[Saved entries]

....

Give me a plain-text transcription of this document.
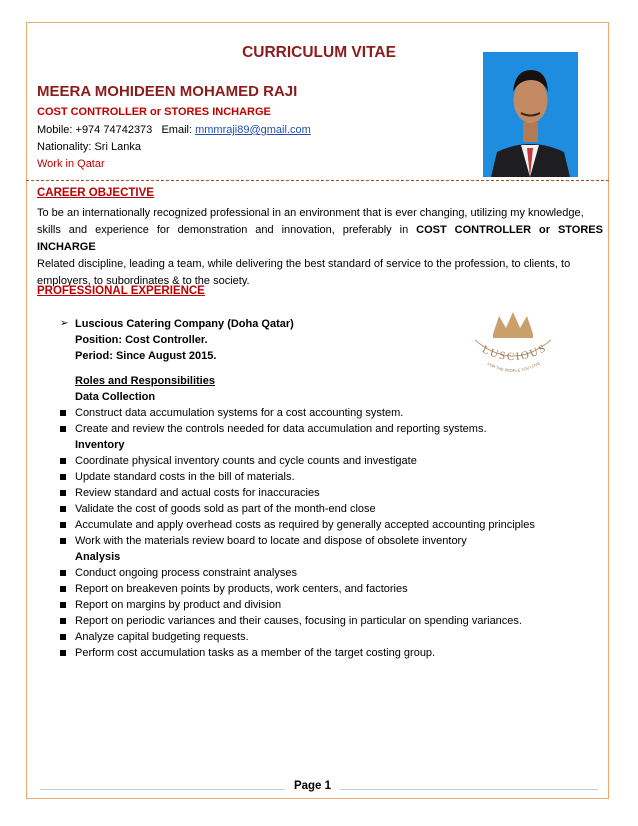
CURRICULUM VITAE
MEERA MOHIDEEN MOHAMED RAJI
COST CONTROLLER or STORES INCHARGE
Mobile: +974 74742373 Email: mmmraji89@gmail.com
Nationality: Sri Lanka
Work in Qatar
CAREER OBJECTIVE
To be an internationally recognized professional in an environment that is ever changing, utilizing my knowledge,
skills and experience for demonstration and innovation, preferably in COST CONTROLLER or STORES INCHARGE
Related discipline, leading a team, while delivering the best standard of service to the profession, to clients, to
employers, to subordinates & to the society.
PROFESSIONAL EXPERIENCE
➢ Luscious Catering Company (Doha Qatar)
Position: Cost Controller.
Period: Since August 2015.
Roles and Responsibilities
Data Collection
Construct data accumulation systems for a cost accounting system.
Create and review the controls needed for data accumulation and reporting systems.
Inventory
Coordinate physical inventory counts and cycle counts and investigate
Update standard costs in the bill of materials.
Review standard and actual costs for inaccuracies
Validate the cost of goods sold as part of the month-end close
Accumulate and apply overhead costs as required by generally accepted accounting principles
Work with the materials review board to locate and dispose of obsolete inventory
Analysis
Conduct ongoing process constraint analyses
Report on breakeven points by products, work centers, and factories
Report on margins by product and division
Report on periodic variances and their causes, focusing in particular on spending variances.
Analyze capital budgeting requests.
Perform cost accumulation tasks as a member of the target costing group.
LUSCIOUS
FOR THE PEOPLE YOU LOVE
Page 1
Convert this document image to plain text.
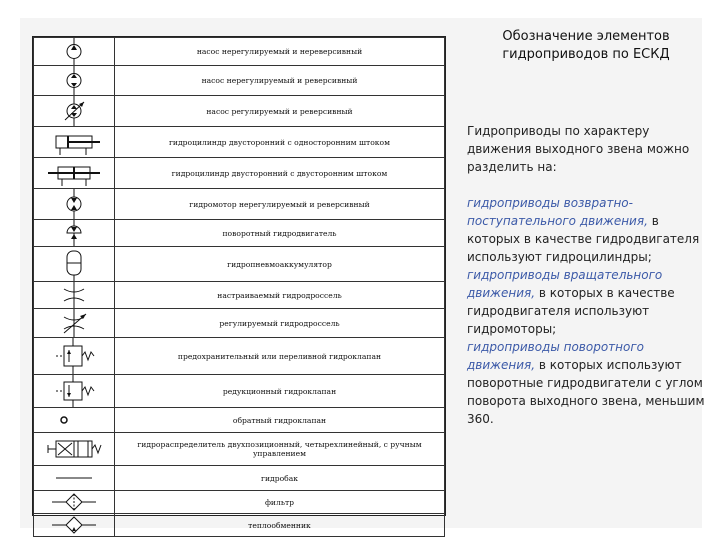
	насос нерегулируемый и нереверсивный

	насос нерегулируемый и реверсивный

	насос регулируемый и реверсивный

	гидроцилиндр двусторонний с односторонним штоком

	гидроцилиндр двусторонний с двусторонним штоком

	гидромотор нерегулируемый и реверсивный

	поворотный гидродвигатель

	гидропневмоаккумулятор

	настраиваемый гидродроссель

	регулируемый гидродроссель

	предохранительный или переливной гидроклапан

	редукционный гидроклапан

	обратный гидроклапан

	гидрораспределитель двухпозиционный, четырехлинейный, с ручным управлением

	гидробак

	фильтр

	теплообменник
Обозначение элементов гидроприводов по ЕСКД

Гидроприводы по характеру движения выходного звена можно разделить на:

гидроприводы возвратно-поступательного движения, в которых в качестве гидродвигателя используют гидроцилиндры;

гидроприводы вращательного движения, в которых в качестве гидродвигателя используют гидромоторы;

гидроприводы поворотного движения, в которых используют поворотные гидродвигатели с углом поворота выходного звена, меньшим 360.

....

- Exercise details:
Read through the entries and copy each line in which "выходного" appears.

- Completed exercise:
Гидроприводы по характеру движения выходного звена можно разделить на:
гидроприводы поворотного движения, в которых используют поворотные гидродвигатели с углом поворота выходного звена, меньшим 360.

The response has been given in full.